### [EXTRACTED ENTRIES]

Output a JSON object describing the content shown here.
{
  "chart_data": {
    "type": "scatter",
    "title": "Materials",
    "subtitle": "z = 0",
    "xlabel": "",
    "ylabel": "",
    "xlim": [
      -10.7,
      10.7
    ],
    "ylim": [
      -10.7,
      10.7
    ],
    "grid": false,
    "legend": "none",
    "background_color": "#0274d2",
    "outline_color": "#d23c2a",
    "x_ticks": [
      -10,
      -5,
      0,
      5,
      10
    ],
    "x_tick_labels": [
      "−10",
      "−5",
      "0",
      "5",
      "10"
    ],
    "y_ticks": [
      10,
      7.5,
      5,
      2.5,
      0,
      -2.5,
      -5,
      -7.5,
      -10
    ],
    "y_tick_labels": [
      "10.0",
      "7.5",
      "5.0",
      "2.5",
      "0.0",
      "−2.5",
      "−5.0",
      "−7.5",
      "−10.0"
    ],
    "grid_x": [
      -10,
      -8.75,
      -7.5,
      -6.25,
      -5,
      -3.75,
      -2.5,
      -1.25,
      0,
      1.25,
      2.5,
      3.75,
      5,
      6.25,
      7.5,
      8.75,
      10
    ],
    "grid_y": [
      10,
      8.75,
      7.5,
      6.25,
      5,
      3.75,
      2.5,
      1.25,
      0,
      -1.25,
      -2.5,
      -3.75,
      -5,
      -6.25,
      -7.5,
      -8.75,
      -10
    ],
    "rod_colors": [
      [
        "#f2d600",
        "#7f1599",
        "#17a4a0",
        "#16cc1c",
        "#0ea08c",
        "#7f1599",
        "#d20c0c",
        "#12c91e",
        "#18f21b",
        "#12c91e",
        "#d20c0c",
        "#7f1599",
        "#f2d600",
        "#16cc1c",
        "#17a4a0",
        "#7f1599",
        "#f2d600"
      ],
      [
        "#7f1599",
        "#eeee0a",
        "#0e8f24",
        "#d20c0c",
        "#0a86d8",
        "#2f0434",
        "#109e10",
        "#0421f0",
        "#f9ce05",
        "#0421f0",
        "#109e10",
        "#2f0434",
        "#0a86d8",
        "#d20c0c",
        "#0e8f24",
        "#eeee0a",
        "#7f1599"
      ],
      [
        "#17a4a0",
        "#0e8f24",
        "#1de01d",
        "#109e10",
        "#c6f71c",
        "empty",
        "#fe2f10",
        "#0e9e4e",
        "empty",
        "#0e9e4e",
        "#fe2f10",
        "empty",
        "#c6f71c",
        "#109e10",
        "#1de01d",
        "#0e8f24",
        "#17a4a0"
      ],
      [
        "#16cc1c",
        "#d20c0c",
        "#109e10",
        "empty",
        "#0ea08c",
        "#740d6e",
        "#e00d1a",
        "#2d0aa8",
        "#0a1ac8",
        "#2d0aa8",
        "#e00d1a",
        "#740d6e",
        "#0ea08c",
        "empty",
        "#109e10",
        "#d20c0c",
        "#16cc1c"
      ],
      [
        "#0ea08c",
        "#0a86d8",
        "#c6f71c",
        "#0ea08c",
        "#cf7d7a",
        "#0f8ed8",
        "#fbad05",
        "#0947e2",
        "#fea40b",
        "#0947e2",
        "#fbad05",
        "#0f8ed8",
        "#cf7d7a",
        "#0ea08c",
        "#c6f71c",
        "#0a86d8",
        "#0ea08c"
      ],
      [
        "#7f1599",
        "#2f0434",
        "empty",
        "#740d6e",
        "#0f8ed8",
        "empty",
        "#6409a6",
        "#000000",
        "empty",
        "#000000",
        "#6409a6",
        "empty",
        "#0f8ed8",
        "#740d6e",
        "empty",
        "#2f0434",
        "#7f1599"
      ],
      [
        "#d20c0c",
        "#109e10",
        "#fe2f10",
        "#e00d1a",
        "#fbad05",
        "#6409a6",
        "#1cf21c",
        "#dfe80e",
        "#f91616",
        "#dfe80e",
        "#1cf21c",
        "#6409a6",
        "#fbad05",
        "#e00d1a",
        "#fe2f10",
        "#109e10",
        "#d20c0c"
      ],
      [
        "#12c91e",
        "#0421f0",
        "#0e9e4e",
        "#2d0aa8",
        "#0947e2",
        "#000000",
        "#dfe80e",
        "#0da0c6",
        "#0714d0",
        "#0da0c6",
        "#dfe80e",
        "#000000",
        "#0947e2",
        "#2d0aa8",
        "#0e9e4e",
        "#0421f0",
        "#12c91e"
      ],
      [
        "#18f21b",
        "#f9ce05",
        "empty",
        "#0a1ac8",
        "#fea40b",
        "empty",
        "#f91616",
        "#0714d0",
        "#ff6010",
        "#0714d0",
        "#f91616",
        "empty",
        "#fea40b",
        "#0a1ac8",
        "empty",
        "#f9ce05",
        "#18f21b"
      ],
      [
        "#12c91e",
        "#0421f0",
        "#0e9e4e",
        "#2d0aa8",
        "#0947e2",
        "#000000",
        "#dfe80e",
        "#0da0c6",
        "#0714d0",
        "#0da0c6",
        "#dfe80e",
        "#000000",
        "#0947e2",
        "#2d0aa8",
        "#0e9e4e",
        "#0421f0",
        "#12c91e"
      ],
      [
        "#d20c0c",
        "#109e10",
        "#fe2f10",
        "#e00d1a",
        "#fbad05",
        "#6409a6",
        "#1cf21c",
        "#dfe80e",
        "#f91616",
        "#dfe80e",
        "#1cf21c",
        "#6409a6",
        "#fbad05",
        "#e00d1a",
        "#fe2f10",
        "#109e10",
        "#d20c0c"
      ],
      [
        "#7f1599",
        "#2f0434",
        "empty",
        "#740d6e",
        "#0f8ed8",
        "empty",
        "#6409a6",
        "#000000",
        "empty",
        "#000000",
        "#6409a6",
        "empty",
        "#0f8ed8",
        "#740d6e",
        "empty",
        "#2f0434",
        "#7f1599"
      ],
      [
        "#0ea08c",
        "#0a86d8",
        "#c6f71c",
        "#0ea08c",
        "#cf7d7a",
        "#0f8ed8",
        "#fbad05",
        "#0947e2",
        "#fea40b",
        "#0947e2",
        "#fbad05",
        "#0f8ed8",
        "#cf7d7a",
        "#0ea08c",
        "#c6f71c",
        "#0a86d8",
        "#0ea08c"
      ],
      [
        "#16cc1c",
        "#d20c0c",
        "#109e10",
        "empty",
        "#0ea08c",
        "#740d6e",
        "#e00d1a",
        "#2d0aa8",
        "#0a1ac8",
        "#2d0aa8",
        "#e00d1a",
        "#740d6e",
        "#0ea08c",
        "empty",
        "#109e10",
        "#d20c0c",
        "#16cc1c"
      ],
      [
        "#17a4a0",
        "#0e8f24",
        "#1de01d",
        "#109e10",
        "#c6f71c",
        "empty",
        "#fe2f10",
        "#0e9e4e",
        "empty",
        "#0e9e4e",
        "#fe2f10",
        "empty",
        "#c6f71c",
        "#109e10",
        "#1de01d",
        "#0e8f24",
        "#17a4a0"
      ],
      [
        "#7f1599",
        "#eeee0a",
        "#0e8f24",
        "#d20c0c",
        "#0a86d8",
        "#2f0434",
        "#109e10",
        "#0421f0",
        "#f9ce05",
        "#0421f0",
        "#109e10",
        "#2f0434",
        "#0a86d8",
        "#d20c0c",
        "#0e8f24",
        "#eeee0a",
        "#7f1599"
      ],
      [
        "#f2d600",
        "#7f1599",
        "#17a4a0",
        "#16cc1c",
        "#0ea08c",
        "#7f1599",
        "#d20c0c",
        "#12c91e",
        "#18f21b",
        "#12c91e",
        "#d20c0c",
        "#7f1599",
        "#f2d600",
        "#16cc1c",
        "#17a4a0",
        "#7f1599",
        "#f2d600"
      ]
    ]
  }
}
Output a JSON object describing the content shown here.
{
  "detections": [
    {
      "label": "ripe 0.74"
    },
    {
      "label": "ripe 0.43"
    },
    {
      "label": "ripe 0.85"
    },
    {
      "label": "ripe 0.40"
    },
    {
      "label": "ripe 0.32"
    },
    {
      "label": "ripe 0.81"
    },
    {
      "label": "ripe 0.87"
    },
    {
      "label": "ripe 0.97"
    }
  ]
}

### [DESCRIPTION OF THE TASK]
Filter the entries down to the lines with the word "ripe" in them.

### [TASK SOLUTION]
      "label": "ripe 0.74"
      "label": "ripe 0.43"
      "label": "ripe 0.85"
      "label": "ripe 0.40"
      "label": "ripe 0.32"
      "label": "ripe 0.81"
      "label": "ripe 0.87"
      "label": "ripe 0.97"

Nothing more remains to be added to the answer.